WHAT TO PRODUCE: Starting at the line that has "calendar-day-cell[interactable]: 9 Sunrise: 6:58" and stopping after the line that has "calendar-day-cell[interactable]: 18 Sunrise: 7:10", give those lines again, renaming "Sunset" to "Dusk" and changing nothing else.

MATERIAL:

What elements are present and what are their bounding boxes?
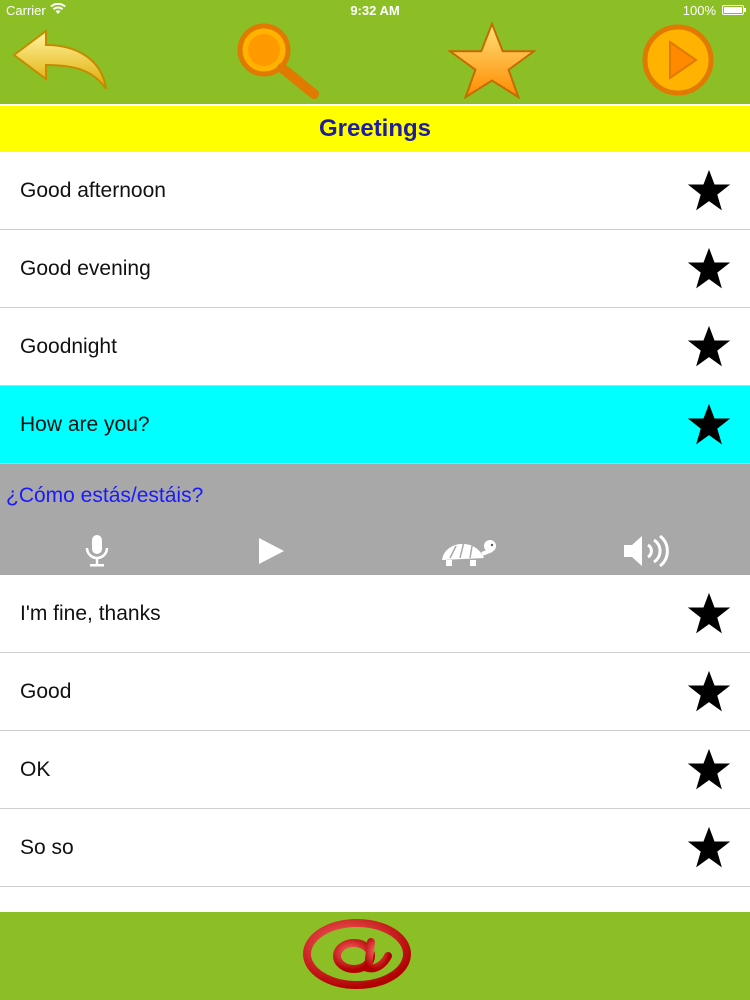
- list-item[interactable]: OK: [0, 731, 750, 809]
- translation-text: ¿Cómo estás/estáis?: [6, 484, 204, 507]
- speaker-icon[interactable]: [620, 534, 676, 568]
- clock: 9:32 AM: [350, 3, 400, 18]
- favorite-star-icon[interactable]: [686, 825, 732, 871]
- list-item[interactable]: Goodnight: [0, 308, 750, 386]
- search-button[interactable]: [218, 20, 338, 104]
- microphone-icon[interactable]: [80, 534, 114, 568]
- status-bar: Carrier 9:32 AM 100%: [0, 0, 750, 20]
- list-item[interactable]: Good: [0, 653, 750, 731]
- favorite-star-icon[interactable]: [686, 591, 732, 637]
- at-sign-icon[interactable]: [302, 918, 412, 990]
- back-button[interactable]: [0, 20, 120, 104]
- battery-percent: 100%: [682, 3, 716, 18]
- list-item[interactable]: Good evening: [0, 230, 750, 308]
- phrase-label: OK: [20, 758, 51, 781]
- phrase-label: I'm fine, thanks: [20, 602, 161, 625]
- star-icon: [443, 20, 541, 104]
- phrase-label: Good: [20, 680, 72, 703]
- favorite-star-icon[interactable]: [686, 324, 732, 370]
- phrase-label: Good afternoon: [20, 179, 166, 202]
- translation-panel: ¿Cómo estás/estáis?: [0, 464, 750, 575]
- phrase-label: Good evening: [20, 257, 151, 280]
- play-icon[interactable]: [254, 534, 288, 568]
- top-toolbar: [0, 20, 750, 104]
- category-title-bar: Greetings: [0, 104, 750, 152]
- list-item[interactable]: I'm fine, thanks: [0, 575, 750, 653]
- page-title: Greetings: [318, 115, 432, 142]
- list-item-selected[interactable]: How are you?: [0, 386, 750, 464]
- phrase-label: How are you?: [20, 413, 150, 436]
- favorite-star-icon[interactable]: [686, 402, 732, 448]
- favorite-star-icon[interactable]: [686, 246, 732, 292]
- favorites-button[interactable]: [432, 20, 552, 104]
- list-item[interactable]: Good afternoon: [0, 152, 750, 230]
- play-icon: [640, 22, 716, 103]
- play-all-button[interactable]: [618, 20, 738, 104]
- back-arrow-icon: [10, 25, 110, 100]
- favorite-star-icon[interactable]: [686, 669, 732, 715]
- phrase-list: Good afternoon Good evening Goodnight Ho…: [0, 152, 750, 887]
- battery-icon: [722, 5, 746, 15]
- bottom-toolbar: [0, 912, 750, 1000]
- phrase-label: So so: [20, 836, 74, 859]
- favorite-star-icon[interactable]: [686, 747, 732, 793]
- favorite-star-icon[interactable]: [686, 168, 732, 214]
- turtle-icon[interactable]: [434, 534, 504, 568]
- phrase-label: Goodnight: [20, 335, 117, 358]
- list-item[interactable]: So so: [0, 809, 750, 887]
- magnifier-icon: [230, 20, 326, 105]
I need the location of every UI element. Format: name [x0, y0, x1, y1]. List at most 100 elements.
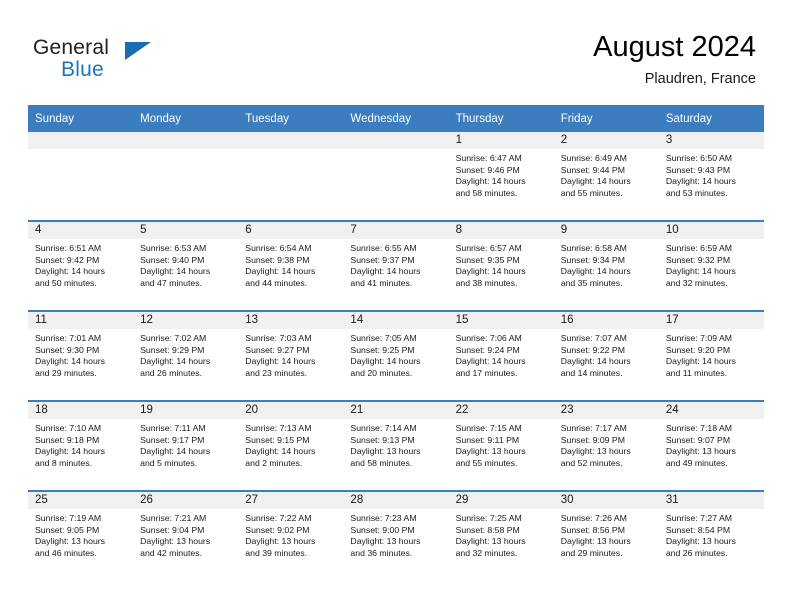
calendar-day-cell[interactable]: 9 Sunrise: 6:58 AM Sunset: 9:34 PM Daylight…: [553, 220, 659, 311]
calendar-day-cell[interactable]: 2 Sunrise: 6:49 AM Sunset: 9:44 PM Daylight…: [553, 132, 659, 221]
day-cell-inner: 4 Sunrise: 6:51 AM Sunset: 9:42 PM Daylight…: [28, 222, 134, 310]
calendar-day-cell[interactable]: 1 Sunrise: 6:47 AM Sunset: 9:46 PM Daylight…: [448, 132, 554, 221]
calendar-day-cell[interactable]: 4 Sunrise: 6:51 AM Sunset: 9:42 PM Daylight…: [28, 220, 134, 311]
day-number: 11: [28, 312, 134, 329]
sunrise-text: Sunrise: 7:21 AM: [140, 513, 207, 523]
day-cell-inner: 13 Sunrise: 7:03 AM Sunset: 9:27 PM Dayligh…: [238, 312, 344, 400]
calendar-day-cell[interactable]: 18 Sunrise: 7:10 AM Sunset: 9:18 PM Dayligh…: [28, 400, 134, 491]
day-cell-details: Sunrise: 7:11 AM Sunset: 9:17 PM Daylight:…: [133, 419, 238, 469]
sunset-text: Sunset: 9:44 PM: [560, 164, 625, 175]
daylight-text: and 38 minutes.: [455, 277, 518, 288]
daylight-text: and 5 minutes.: [140, 457, 198, 468]
day-cell-details: Sunrise: 7:14 AM Sunset: 9:13 PM Daylight:…: [343, 419, 448, 469]
day-cell-inner: [343, 132, 449, 220]
daylight-text: Daylight: 14 hours: [245, 446, 316, 457]
day-number: 27: [238, 492, 344, 509]
day-cell-details: Sunrise: 6:57 AM Sunset: 9:35 PM Daylight:…: [449, 239, 554, 289]
day-cell-details: Sunrise: 7:09 AM Sunset: 9:20 PM Daylight:…: [659, 329, 764, 379]
day-cell-details: Sunrise: 7:27 AM Sunset: 8:54 PM Daylight:…: [659, 509, 764, 559]
sunrise-text: Sunrise: 6:55 AM: [350, 243, 417, 253]
calendar-day-cell[interactable]: 15 Sunrise: 7:06 AM Sunset: 9:24 PM Dayligh…: [448, 310, 554, 401]
calendar-day-cell[interactable]: 31 Sunrise: 7:27 AM Sunset: 8:54 PM Dayligh…: [658, 490, 764, 580]
day-number: 4: [28, 222, 134, 239]
sunrise-text: Sunrise: 6:53 AM: [140, 243, 207, 253]
day-number: 10: [658, 222, 764, 239]
day-cell-details: Sunrise: 7:19 AM Sunset: 9:05 PM Daylight:…: [28, 509, 133, 559]
day-number: 25: [28, 492, 134, 509]
day-cell-details: Sunrise: 6:49 AM Sunset: 9:44 PM Daylight:…: [554, 149, 659, 199]
calendar-day-cell[interactable]: 28 Sunrise: 7:23 AM Sunset: 9:00 PM Dayligh…: [343, 490, 449, 580]
day-cell-inner: 1 Sunrise: 6:47 AM Sunset: 9:46 PM Daylight…: [448, 132, 554, 220]
sunrise-text: Sunrise: 7:27 AM: [665, 513, 733, 523]
day-cell-inner: 31 Sunrise: 7:27 AM Sunset: 8:54 PM Dayligh…: [658, 492, 764, 580]
page-subtitle: Plaudren, France: [644, 71, 756, 87]
calendar-grid: Sunday Monday Tuesday Wednesday Thursday…: [28, 105, 764, 580]
sunset-text: Sunset: 9:11 PM: [455, 434, 520, 445]
day-cell-inner: 25 Sunrise: 7:19 AM Sunset: 9:05 PM Dayligh…: [28, 492, 134, 580]
day-cell-details: Sunrise: 7:03 AM Sunset: 9:27 PM Daylight:…: [238, 329, 343, 379]
calendar-day-cell[interactable]: 25 Sunrise: 7:19 AM Sunset: 9:05 PM Dayligh…: [28, 490, 134, 580]
day-cell-inner: 22 Sunrise: 7:15 AM Sunset: 9:11 PM Dayligh…: [448, 402, 554, 490]
calendar-day-cell[interactable]: 29 Sunrise: 7:25 AM Sunset: 8:58 PM Dayligh…: [448, 490, 554, 580]
sunrise-text: Sunrise: 7:01 AM: [35, 333, 102, 343]
sunset-text: Sunset: 9:04 PM: [140, 524, 205, 535]
daylight-text: Daylight: 13 hours: [350, 446, 421, 457]
calendar-day-cell[interactable]: 5 Sunrise: 6:53 AM Sunset: 9:40 PM Daylight…: [133, 220, 239, 311]
sunset-text: Sunset: 9:15 PM: [245, 434, 310, 445]
page-title: August 2024: [593, 31, 756, 63]
brand-logo[interactable]: General Blue: [33, 36, 193, 88]
sunrise-text: Sunrise: 6:54 AM: [245, 243, 312, 253]
day-cell-inner: 27 Sunrise: 7:22 AM Sunset: 9:02 PM Dayligh…: [238, 492, 344, 580]
sunrise-text: Sunrise: 7:26 AM: [560, 513, 627, 523]
day-number: [133, 132, 239, 149]
calendar-day-cell[interactable]: 30 Sunrise: 7:26 AM Sunset: 8:56 PM Dayligh…: [553, 490, 659, 580]
day-number: 23: [553, 402, 659, 419]
daylight-text: Daylight: 13 hours: [350, 536, 421, 547]
day-cell-inner: [238, 132, 344, 220]
calendar-day-cell[interactable]: 12 Sunrise: 7:02 AM Sunset: 9:29 PM Dayligh…: [133, 310, 239, 401]
calendar-day-cell[interactable]: 13 Sunrise: 7:03 AM Sunset: 9:27 PM Dayligh…: [238, 310, 344, 401]
daylight-text: Daylight: 14 hours: [455, 356, 526, 367]
daylight-text: and 55 minutes.: [560, 187, 623, 198]
day-cell-details: [28, 149, 133, 153]
calendar-day-cell[interactable]: 20 Sunrise: 7:13 AM Sunset: 9:15 PM Dayligh…: [238, 400, 344, 491]
daylight-text: Daylight: 13 hours: [560, 536, 631, 547]
calendar-day-cell[interactable]: 21 Sunrise: 7:14 AM Sunset: 9:13 PM Dayligh…: [343, 400, 449, 491]
day-cell-details: Sunrise: 6:47 AM Sunset: 9:46 PM Daylight:…: [449, 149, 554, 199]
day-cell-inner: 10 Sunrise: 6:59 AM Sunset: 9:32 PM Dayligh…: [658, 222, 764, 310]
calendar-day-cell[interactable]: 10 Sunrise: 6:59 AM Sunset: 9:32 PM Dayligh…: [658, 220, 764, 311]
calendar-day-cell[interactable]: 24 Sunrise: 7:18 AM Sunset: 9:07 PM Dayligh…: [658, 400, 764, 491]
calendar-day-cell[interactable]: 16 Sunrise: 7:07 AM Sunset: 9:22 PM Dayligh…: [553, 310, 659, 401]
calendar-day-cell[interactable]: 6 Sunrise: 6:54 AM Sunset: 9:38 PM Daylight…: [238, 220, 344, 311]
sunrise-text: Sunrise: 7:14 AM: [350, 423, 417, 433]
calendar-day-cell[interactable]: 17 Sunrise: 7:09 AM Sunset: 9:20 PM Dayligh…: [658, 310, 764, 401]
daylight-text: and 58 minutes.: [455, 187, 518, 198]
daylight-text: and 47 minutes.: [140, 277, 202, 288]
calendar-day-cell[interactable]: 19 Sunrise: 7:11 AM Sunset: 9:17 PM Dayligh…: [133, 400, 239, 491]
calendar-day-cell[interactable]: 7 Sunrise: 6:55 AM Sunset: 9:37 PM Daylight…: [343, 220, 449, 311]
daylight-text: and 49 minutes.: [665, 457, 728, 468]
calendar-empty-cell: [133, 132, 239, 221]
sunrise-text: Sunrise: 7:18 AM: [665, 423, 733, 433]
daylight-text: and 23 minutes.: [245, 367, 308, 378]
calendar-day-cell[interactable]: 26 Sunrise: 7:21 AM Sunset: 9:04 PM Dayligh…: [133, 490, 239, 580]
day-number: 26: [133, 492, 239, 509]
calendar-day-cell[interactable]: 27 Sunrise: 7:22 AM Sunset: 9:02 PM Dayligh…: [238, 490, 344, 580]
calendar-day-cell[interactable]: 3 Sunrise: 6:50 AM Sunset: 9:43 PM Daylight…: [658, 132, 764, 221]
calendar-empty-cell: [28, 132, 134, 221]
day-number: 21: [343, 402, 449, 419]
calendar-day-cell[interactable]: 23 Sunrise: 7:17 AM Sunset: 9:09 PM Dayligh…: [553, 400, 659, 491]
daylight-text: Daylight: 13 hours: [665, 536, 736, 547]
daylight-text: and 29 minutes.: [560, 547, 623, 558]
daylight-text: Daylight: 14 hours: [560, 176, 631, 187]
calendar-day-cell[interactable]: 8 Sunrise: 6:57 AM Sunset: 9:35 PM Daylight…: [448, 220, 554, 311]
day-number: 20: [238, 402, 344, 419]
daylight-text: and 35 minutes.: [560, 277, 623, 288]
day-number: 31: [658, 492, 764, 509]
calendar-day-cell[interactable]: 14 Sunrise: 7:05 AM Sunset: 9:25 PM Dayligh…: [343, 310, 449, 401]
sunset-text: Sunset: 9:02 PM: [245, 524, 310, 535]
day-cell-details: Sunrise: 6:58 AM Sunset: 9:34 PM Daylight:…: [554, 239, 659, 289]
daylight-text: Daylight: 14 hours: [665, 356, 736, 367]
calendar-day-cell[interactable]: 11 Sunrise: 7:01 AM Sunset: 9:30 PM Dayligh…: [28, 310, 134, 401]
calendar-day-cell[interactable]: 22 Sunrise: 7:15 AM Sunset: 9:11 PM Dayligh…: [448, 400, 554, 491]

REPLY:
calendar-day-cell[interactable]: 9 Sunrise: 6:58 AM Dusk: 9:34 PM Daylight…: [553, 220, 659, 311]
calendar-day-cell[interactable]: 2 Sunrise: 6:49 AM Dusk: 9:44 PM Daylight…: [553, 132, 659, 221]
day-cell-inner: 4 Sunrise: 6:51 AM Dusk: 9:42 PM Daylight…: [28, 222, 134, 310]
calendar-day-cell[interactable]: 1 Sunrise: 6:47 AM Dusk: 9:46 PM Daylight…: [448, 132, 554, 221]
calendar-day-cell[interactable]: 4 Sunrise: 6:51 AM Dusk: 9:42 PM Daylight…: [28, 220, 134, 311]
day-number: 11: [28, 312, 134, 329]
sunrise-text: Sunrise: 7:21 AM: [140, 513, 207, 523]
day-cell-inner: 13 Sunrise: 7:03 AM Dusk: 9:27 PM Dayligh…: [238, 312, 344, 400]
calendar-day-cell[interactable]: 18 Sunrise: 7:10 AM Dusk: 9:18 PM Dayligh…: [28, 400, 134, 491]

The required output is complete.